• **Dataset entries**
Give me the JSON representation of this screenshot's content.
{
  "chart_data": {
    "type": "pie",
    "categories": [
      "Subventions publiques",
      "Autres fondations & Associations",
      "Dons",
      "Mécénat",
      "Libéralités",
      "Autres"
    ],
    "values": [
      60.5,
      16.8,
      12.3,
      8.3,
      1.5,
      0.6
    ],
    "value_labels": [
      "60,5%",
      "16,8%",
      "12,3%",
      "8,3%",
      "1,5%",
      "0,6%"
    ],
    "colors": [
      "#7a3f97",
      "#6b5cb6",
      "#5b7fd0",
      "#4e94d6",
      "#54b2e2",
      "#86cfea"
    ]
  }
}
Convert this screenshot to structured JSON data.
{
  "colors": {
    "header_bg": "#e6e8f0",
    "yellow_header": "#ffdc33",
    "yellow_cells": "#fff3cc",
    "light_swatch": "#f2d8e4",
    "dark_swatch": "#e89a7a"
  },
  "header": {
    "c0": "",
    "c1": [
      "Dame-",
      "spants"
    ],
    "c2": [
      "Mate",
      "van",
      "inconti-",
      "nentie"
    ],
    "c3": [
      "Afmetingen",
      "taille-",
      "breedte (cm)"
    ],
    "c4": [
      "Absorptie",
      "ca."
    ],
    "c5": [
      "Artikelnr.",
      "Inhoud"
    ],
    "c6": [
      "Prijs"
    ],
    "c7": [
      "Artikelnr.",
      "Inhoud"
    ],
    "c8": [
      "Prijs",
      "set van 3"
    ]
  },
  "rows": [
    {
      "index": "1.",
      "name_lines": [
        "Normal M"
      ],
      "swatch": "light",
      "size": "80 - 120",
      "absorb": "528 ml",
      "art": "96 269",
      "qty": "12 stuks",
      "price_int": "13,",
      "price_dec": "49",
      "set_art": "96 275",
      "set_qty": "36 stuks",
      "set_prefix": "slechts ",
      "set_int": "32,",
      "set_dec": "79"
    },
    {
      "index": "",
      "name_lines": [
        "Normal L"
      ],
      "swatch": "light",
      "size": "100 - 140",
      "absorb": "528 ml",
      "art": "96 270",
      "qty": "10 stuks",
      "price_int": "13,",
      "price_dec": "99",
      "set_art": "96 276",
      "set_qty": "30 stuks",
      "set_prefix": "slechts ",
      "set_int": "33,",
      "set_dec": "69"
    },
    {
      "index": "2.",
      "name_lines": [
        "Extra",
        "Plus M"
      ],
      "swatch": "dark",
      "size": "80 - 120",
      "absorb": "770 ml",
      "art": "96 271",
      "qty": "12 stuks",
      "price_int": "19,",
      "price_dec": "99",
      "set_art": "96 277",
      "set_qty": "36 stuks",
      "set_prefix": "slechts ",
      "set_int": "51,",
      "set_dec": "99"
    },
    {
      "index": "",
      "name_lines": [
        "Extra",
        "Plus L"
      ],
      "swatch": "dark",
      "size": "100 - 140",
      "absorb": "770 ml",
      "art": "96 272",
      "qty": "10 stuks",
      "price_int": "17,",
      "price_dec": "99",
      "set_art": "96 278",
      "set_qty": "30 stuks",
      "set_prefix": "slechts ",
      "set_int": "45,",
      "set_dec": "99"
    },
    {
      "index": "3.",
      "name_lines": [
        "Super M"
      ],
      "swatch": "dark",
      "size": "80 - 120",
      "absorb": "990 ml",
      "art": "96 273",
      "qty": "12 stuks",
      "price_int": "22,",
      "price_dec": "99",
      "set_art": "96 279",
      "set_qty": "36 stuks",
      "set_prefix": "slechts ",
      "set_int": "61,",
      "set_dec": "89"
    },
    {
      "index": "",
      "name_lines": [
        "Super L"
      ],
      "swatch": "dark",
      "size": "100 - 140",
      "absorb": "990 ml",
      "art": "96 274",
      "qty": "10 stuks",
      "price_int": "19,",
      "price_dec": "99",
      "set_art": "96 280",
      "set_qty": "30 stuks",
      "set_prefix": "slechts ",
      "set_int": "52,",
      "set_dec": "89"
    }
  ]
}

• **Goal**
Identify each line holding the string "JSON", and copy it out.

• **Solution for this problem**
Give me the JSON representation of this screenshot's content.
Convert this screenshot to structured JSON data.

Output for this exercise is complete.